**What to work on**
Restate the material word for word and leave out anything that is a picture.

**Working data**

^^^^

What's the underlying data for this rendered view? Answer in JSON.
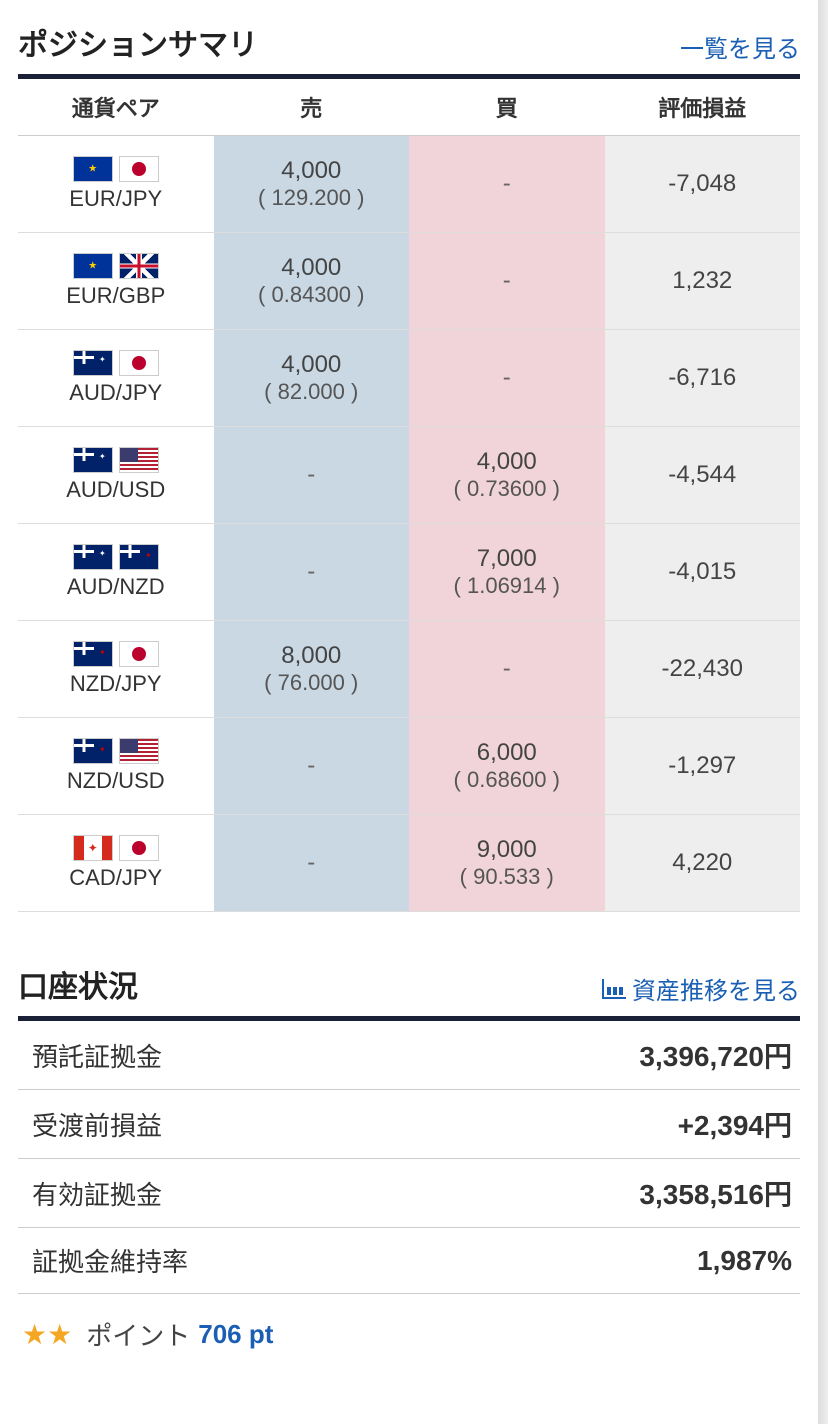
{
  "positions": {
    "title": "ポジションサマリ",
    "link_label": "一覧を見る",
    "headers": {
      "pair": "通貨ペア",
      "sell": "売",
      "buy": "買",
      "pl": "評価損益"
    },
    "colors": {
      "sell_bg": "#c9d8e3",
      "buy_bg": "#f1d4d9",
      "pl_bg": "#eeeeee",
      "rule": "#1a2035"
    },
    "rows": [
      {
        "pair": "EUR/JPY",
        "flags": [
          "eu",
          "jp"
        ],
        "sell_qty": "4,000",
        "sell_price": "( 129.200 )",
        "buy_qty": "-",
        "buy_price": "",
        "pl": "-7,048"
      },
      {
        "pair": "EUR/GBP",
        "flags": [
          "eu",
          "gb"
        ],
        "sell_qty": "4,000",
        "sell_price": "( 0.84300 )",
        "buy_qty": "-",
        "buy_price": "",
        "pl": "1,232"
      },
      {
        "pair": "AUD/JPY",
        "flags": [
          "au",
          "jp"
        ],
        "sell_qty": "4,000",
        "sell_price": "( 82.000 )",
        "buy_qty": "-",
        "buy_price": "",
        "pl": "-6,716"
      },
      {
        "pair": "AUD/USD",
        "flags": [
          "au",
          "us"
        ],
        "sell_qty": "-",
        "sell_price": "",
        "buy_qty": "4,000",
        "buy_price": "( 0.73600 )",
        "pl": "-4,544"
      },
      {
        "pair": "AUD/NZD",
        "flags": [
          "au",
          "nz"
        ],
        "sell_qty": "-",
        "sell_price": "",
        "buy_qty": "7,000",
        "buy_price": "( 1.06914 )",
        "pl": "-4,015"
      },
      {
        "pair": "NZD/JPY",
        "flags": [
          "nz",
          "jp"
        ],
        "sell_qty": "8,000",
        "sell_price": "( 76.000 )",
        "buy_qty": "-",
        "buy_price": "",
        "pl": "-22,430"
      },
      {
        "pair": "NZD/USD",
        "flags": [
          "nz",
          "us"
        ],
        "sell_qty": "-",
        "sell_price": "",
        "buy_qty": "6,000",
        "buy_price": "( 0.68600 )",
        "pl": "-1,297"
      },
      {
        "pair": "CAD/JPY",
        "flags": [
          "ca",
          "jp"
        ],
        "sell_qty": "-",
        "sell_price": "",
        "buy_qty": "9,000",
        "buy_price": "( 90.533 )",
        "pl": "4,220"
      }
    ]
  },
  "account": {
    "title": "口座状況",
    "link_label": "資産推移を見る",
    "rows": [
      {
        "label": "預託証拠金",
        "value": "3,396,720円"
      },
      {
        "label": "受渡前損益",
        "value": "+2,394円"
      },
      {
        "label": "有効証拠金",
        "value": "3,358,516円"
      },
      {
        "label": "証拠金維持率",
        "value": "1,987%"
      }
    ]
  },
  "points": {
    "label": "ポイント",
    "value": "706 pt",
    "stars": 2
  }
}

^^^^

**Task answer**
What's the underlying data for this rendered view? Answer in JSON.
{
  "positions": {
    "title": "ポジションサマリ",
    "link_label": "一覧を見る",
    "headers": {
      "pair": "通貨ペア",
      "sell": "売",
      "buy": "買",
      "pl": "評価損益"
    },
    "colors": {
      "sell_bg": "#c9d8e3",
      "buy_bg": "#f1d4d9",
      "pl_bg": "#eeeeee",
      "rule": "#1a2035"
    },
    "rows": [
      {
        "pair": "EUR/JPY",
        "flags": [
          "eu",
          "jp"
        ],
        "sell_qty": "4,000",
        "sell_price": "( 129.200 )",
        "buy_qty": "-",
        "buy_price": "",
        "pl": "-7,048"
      },
      {
        "pair": "EUR/GBP",
        "flags": [
          "eu",
          "gb"
        ],
        "sell_qty": "4,000",
        "sell_price": "( 0.84300 )",
        "buy_qty": "-",
        "buy_price": "",
        "pl": "1,232"
      },
      {
        "pair": "AUD/JPY",
        "flags": [
          "au",
          "jp"
        ],
        "sell_qty": "4,000",
        "sell_price": "( 82.000 )",
        "buy_qty": "-",
        "buy_price": "",
        "pl": "-6,716"
      },
      {
        "pair": "AUD/USD",
        "flags": [
          "au",
          "us"
        ],
        "sell_qty": "-",
        "sell_price": "",
        "buy_qty": "4,000",
        "buy_price": "( 0.73600 )",
        "pl": "-4,544"
      },
      {
        "pair": "AUD/NZD",
        "flags": [
          "au",
          "nz"
        ],
        "sell_qty": "-",
        "sell_price": "",
        "buy_qty": "7,000",
        "buy_price": "( 1.06914 )",
        "pl": "-4,015"
      },
      {
        "pair": "NZD/JPY",
        "flags": [
          "nz",
          "jp"
        ],
        "sell_qty": "8,000",
        "sell_price": "( 76.000 )",
        "buy_qty": "-",
        "buy_price": "",
        "pl": "-22,430"
      },
      {
        "pair": "NZD/USD",
        "flags": [
          "nz",
          "us"
        ],
        "sell_qty": "-",
        "sell_price": "",
        "buy_qty": "6,000",
        "buy_price": "( 0.68600 )",
        "pl": "-1,297"
      },
      {
        "pair": "CAD/JPY",
        "flags": [
          "ca",
          "jp"
        ],
        "sell_qty": "-",
        "sell_price": "",
        "buy_qty": "9,000",
        "buy_price": "( 90.533 )",
        "pl": "4,220"
      }
    ]
  },
  "account": {
    "title": "口座状況",
    "link_label": "資産推移を見る",
    "rows": [
      {
        "label": "預託証拠金",
        "value": "3,396,720円"
      },
      {
        "label": "受渡前損益",
        "value": "+2,394円"
      },
      {
        "label": "有効証拠金",
        "value": "3,358,516円"
      },
      {
        "label": "証拠金維持率",
        "value": "1,987%"
      }
    ]
  },
  "points": {
    "label": "ポイント",
    "value": "706 pt",
    "stars": 2
  }
}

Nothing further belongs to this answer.